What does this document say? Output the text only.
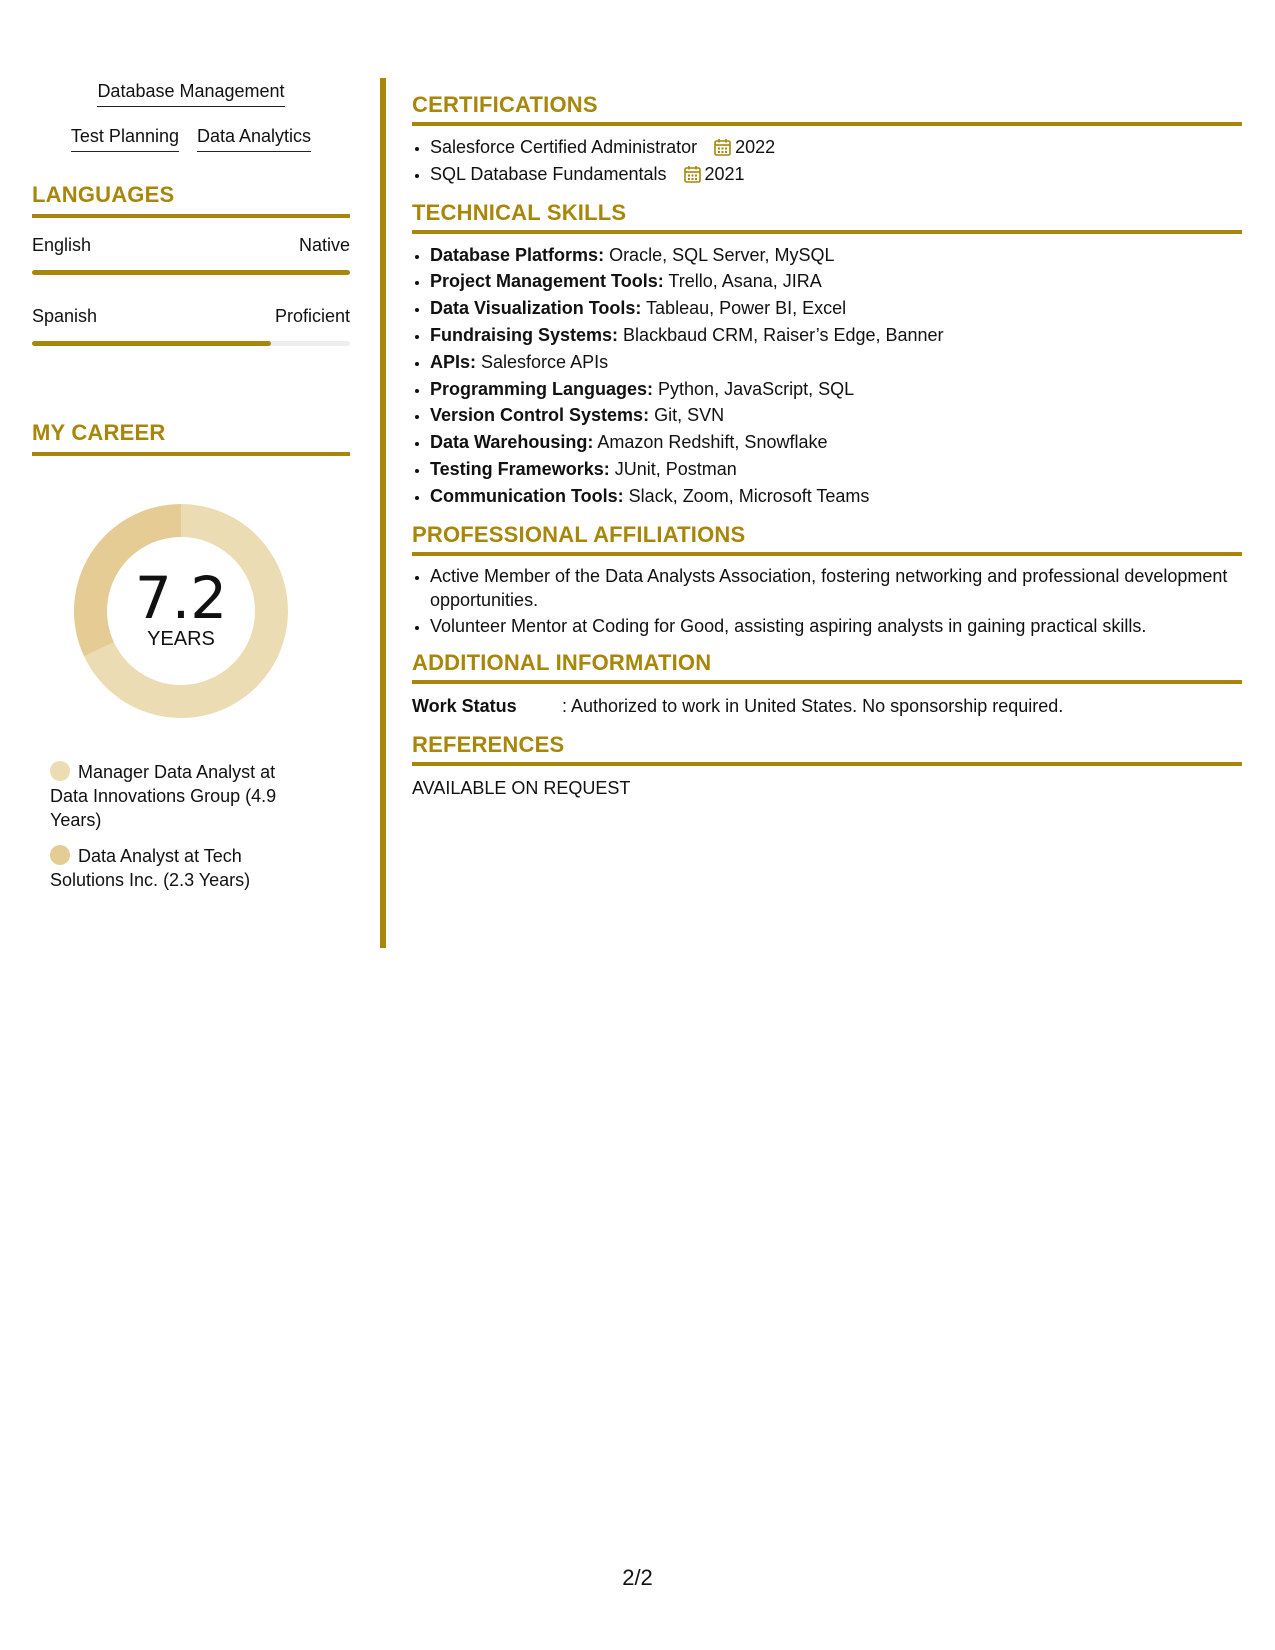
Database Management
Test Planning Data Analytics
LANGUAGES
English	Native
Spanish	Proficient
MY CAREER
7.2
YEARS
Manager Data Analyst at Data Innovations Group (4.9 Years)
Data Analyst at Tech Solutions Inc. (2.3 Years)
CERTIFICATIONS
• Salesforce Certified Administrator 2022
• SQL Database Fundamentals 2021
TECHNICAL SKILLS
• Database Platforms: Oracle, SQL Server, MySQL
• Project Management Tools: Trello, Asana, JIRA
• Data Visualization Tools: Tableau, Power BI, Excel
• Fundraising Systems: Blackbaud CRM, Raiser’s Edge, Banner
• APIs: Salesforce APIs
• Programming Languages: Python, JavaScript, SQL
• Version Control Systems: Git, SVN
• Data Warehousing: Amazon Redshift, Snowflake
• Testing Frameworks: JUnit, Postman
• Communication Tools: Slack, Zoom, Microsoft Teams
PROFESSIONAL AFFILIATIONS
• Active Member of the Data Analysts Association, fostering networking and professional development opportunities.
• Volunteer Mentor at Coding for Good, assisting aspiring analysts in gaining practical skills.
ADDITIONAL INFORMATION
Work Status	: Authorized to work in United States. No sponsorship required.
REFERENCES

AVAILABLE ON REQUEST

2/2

The task
Return each line exactly as written. Any picture gets left out.

Final result
What does this document say? Output the text only.
Database Management
Test Planning Data Analytics
LANGUAGES
English	Native
Spanish	Proficient
MY CAREER
7.2
YEARS
Manager Data Analyst at Data Innovations Group (4.9 Years)
Data Analyst at Tech Solutions Inc. (2.3 Years)
CERTIFICATIONS
• Salesforce Certified Administrator 2022
• SQL Database Fundamentals 2021
TECHNICAL SKILLS
• Database Platforms: Oracle, SQL Server, MySQL
• Project Management Tools: Trello, Asana, JIRA
• Data Visualization Tools: Tableau, Power BI, Excel
• Fundraising Systems: Blackbaud CRM, Raiser’s Edge, Banner
• APIs: Salesforce APIs
• Programming Languages: Python, JavaScript, SQL
• Version Control Systems: Git, SVN
• Data Warehousing: Amazon Redshift, Snowflake
• Testing Frameworks: JUnit, Postman
• Communication Tools: Slack, Zoom, Microsoft Teams
PROFESSIONAL AFFILIATIONS
• Active Member of the Data Analysts Association, fostering networking and professional development opportunities.
• Volunteer Mentor at Coding for Good, assisting aspiring analysts in gaining practical skills.
ADDITIONAL INFORMATION
Work Status	: Authorized to work in United States. No sponsorship required.
REFERENCES

AVAILABLE ON REQUEST

2/2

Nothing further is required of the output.